YOUR OBJECTIVE
Find the lines with "score" in them and copy them out.

::: RECORDS FOR THE TASK :::

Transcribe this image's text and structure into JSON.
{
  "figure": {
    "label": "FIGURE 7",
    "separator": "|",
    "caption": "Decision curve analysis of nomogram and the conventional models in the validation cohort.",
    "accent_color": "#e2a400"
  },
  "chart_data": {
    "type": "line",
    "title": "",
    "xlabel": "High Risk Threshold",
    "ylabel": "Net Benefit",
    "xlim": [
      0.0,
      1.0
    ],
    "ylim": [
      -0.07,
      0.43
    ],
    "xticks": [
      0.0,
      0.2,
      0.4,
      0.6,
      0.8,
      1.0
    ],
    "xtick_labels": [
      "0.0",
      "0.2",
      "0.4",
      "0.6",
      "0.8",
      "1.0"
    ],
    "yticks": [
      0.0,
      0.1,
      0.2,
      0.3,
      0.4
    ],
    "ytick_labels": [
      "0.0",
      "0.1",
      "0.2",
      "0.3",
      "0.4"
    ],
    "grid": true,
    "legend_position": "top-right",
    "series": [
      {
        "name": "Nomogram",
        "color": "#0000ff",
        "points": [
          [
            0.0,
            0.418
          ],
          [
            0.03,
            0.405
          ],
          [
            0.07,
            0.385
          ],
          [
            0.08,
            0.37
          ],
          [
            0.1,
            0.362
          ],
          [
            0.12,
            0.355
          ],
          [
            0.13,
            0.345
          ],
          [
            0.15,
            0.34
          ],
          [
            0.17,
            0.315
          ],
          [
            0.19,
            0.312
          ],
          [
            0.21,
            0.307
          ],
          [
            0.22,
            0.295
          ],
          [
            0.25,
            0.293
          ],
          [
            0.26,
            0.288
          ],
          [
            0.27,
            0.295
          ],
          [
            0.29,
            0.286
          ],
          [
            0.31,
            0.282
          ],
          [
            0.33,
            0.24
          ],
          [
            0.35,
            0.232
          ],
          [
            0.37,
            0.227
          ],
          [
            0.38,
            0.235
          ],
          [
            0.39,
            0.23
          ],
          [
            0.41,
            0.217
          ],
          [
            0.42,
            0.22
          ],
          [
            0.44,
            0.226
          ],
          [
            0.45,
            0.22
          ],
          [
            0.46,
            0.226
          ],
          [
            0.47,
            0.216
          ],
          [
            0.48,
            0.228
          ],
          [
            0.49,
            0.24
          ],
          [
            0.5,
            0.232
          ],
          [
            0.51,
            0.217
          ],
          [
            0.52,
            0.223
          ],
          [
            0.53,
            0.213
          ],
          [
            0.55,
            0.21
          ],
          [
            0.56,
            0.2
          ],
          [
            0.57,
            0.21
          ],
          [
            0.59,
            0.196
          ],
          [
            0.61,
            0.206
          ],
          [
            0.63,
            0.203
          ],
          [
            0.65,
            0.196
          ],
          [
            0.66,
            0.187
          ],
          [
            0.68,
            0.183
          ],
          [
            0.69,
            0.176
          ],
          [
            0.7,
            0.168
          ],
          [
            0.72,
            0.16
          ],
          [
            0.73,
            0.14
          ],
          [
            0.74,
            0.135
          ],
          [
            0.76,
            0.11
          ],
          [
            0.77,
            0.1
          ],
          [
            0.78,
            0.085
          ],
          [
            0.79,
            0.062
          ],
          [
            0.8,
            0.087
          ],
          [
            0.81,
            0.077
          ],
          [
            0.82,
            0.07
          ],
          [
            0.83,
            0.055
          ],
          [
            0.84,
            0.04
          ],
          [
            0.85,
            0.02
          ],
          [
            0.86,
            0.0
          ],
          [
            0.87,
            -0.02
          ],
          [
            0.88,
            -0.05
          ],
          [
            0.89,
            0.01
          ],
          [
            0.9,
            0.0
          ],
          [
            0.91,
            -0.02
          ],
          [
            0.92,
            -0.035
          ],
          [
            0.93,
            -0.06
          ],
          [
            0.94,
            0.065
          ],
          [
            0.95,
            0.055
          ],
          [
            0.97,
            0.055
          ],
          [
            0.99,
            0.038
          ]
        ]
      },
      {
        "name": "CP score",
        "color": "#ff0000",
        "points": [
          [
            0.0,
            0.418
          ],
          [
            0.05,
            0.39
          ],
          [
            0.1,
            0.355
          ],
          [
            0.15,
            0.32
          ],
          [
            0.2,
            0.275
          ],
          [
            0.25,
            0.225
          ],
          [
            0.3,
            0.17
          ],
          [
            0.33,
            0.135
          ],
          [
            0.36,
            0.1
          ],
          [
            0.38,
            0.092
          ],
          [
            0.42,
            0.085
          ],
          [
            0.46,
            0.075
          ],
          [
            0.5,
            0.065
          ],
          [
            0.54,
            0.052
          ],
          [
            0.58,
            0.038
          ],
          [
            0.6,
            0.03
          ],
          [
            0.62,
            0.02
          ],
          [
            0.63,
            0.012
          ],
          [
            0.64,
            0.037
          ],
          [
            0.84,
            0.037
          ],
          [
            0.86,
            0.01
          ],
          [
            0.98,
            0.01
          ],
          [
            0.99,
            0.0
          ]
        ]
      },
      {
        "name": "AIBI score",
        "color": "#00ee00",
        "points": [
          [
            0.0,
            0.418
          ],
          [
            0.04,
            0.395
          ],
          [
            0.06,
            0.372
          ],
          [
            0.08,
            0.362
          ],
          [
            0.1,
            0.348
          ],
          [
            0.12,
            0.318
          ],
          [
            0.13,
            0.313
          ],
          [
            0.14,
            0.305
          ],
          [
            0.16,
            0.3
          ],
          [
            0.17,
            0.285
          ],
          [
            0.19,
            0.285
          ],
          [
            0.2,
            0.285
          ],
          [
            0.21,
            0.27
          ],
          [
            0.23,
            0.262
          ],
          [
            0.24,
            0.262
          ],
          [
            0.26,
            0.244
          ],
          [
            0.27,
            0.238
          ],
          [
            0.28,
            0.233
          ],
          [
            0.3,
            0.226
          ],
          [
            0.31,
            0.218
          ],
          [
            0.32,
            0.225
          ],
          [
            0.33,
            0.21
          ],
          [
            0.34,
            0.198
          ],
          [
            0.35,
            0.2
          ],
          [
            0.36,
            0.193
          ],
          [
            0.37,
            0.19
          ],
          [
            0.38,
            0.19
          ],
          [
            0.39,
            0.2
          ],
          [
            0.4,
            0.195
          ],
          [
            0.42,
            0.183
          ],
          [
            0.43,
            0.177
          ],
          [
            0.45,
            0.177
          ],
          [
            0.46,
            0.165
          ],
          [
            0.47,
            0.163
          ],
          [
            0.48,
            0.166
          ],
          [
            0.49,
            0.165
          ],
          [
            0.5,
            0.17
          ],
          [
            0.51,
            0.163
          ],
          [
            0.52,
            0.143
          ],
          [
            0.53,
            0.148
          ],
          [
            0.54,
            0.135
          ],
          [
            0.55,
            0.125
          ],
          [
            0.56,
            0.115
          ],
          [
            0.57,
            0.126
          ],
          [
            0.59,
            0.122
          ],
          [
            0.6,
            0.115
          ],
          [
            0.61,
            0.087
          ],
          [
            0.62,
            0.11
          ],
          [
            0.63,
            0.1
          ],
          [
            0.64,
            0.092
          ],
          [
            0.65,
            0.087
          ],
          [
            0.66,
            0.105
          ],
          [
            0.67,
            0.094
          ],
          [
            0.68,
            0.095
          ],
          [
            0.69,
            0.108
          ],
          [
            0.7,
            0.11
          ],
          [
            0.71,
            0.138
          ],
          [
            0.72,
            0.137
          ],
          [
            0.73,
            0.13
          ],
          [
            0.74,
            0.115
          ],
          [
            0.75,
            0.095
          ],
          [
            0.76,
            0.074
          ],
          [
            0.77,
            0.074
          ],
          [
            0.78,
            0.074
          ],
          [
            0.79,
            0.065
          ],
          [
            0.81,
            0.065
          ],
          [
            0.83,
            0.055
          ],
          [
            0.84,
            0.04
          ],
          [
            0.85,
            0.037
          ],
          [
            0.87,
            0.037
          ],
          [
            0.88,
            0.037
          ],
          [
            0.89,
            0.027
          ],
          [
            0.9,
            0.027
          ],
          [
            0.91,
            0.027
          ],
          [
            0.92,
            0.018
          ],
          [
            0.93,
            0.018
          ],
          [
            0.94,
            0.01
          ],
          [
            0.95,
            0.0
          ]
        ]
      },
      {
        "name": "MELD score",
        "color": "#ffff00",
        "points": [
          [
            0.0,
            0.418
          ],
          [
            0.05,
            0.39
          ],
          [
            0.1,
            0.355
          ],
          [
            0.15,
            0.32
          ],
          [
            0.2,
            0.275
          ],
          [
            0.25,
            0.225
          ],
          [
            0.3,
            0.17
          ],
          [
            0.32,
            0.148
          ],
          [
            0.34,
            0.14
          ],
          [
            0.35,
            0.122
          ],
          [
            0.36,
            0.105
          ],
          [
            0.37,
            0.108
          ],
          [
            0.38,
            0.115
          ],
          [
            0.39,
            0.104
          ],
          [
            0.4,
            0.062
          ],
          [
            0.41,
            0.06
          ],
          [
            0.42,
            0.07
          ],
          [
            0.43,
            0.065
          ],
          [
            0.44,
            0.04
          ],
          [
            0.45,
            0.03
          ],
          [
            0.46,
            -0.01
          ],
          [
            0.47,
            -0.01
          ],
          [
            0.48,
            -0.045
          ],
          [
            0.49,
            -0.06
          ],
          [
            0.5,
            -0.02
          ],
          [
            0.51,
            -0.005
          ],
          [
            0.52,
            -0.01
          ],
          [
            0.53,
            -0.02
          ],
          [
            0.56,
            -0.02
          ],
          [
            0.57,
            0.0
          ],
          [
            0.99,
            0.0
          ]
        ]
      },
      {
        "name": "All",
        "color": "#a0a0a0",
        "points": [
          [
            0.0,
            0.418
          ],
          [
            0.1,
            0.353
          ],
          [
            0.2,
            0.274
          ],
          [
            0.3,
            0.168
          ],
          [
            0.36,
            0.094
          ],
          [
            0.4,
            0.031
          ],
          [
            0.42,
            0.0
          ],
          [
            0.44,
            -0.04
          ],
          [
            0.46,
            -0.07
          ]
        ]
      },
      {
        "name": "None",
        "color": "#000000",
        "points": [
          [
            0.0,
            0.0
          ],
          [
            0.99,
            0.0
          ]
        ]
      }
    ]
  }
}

:::

RESULT OF THIS TASK
        "name": "CP score",
        "name": "AIBI score",
        "name": "MELD score",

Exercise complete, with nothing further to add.